▶ [Exercise task]: Copy out all the lines where "mtpa" shows up.

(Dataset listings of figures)
-.-.-

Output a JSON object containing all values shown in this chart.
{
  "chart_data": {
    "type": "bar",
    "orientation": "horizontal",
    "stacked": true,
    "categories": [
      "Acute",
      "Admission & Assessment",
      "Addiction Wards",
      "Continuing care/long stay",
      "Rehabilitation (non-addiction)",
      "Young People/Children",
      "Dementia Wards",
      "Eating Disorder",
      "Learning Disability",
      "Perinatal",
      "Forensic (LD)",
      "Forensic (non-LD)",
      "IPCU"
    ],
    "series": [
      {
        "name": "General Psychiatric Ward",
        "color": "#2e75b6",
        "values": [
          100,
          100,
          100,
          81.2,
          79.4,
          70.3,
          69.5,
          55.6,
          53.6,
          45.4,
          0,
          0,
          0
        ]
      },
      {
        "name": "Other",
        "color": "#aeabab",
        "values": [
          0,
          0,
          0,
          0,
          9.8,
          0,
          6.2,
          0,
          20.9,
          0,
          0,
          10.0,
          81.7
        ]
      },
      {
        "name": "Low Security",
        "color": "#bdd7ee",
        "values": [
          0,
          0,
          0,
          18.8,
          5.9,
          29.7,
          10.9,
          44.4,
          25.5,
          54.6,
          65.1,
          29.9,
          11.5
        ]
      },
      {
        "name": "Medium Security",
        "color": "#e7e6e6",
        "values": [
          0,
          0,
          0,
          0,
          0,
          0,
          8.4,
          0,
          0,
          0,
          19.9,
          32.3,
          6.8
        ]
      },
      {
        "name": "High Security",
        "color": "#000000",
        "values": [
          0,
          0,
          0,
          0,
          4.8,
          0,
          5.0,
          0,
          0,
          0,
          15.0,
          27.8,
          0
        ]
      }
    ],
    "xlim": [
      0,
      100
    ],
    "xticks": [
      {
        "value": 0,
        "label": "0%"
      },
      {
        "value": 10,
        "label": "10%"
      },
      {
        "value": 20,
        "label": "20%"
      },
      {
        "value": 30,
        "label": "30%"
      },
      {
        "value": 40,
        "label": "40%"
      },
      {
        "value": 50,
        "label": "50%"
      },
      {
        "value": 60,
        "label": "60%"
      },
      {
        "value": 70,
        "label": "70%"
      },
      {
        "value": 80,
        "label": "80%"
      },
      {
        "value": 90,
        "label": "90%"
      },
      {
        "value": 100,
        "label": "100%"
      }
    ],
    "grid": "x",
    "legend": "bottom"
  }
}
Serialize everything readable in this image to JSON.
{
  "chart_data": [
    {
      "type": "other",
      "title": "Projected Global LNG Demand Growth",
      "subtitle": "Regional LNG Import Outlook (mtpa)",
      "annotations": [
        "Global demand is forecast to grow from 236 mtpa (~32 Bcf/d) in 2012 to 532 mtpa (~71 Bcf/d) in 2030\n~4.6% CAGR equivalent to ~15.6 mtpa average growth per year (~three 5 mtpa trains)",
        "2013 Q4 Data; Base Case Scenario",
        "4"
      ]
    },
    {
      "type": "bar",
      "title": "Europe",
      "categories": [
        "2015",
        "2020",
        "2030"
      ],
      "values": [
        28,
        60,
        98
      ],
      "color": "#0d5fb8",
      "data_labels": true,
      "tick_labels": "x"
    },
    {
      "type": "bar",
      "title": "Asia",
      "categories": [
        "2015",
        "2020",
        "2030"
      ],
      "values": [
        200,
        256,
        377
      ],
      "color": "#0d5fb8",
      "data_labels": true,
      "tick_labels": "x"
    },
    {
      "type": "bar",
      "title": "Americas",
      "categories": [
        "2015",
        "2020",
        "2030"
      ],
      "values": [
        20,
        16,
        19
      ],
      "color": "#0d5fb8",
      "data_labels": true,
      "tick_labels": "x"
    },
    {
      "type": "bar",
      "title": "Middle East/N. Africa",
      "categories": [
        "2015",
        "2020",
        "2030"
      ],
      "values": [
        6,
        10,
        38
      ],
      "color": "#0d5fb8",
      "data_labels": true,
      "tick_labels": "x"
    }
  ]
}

-.-.-

▶ [Task response]:
      "subtitle": "Regional LNG Import Outlook (mtpa)",
        "Global demand is forecast to grow from 236 mtpa (~32 Bcf/d) in 2012 to 532 mtpa (~71 Bcf/d) in 2030\n~4.6% CAGR equivalent to ~15.6 mtpa average growth per year (~three 5 mtpa trains)",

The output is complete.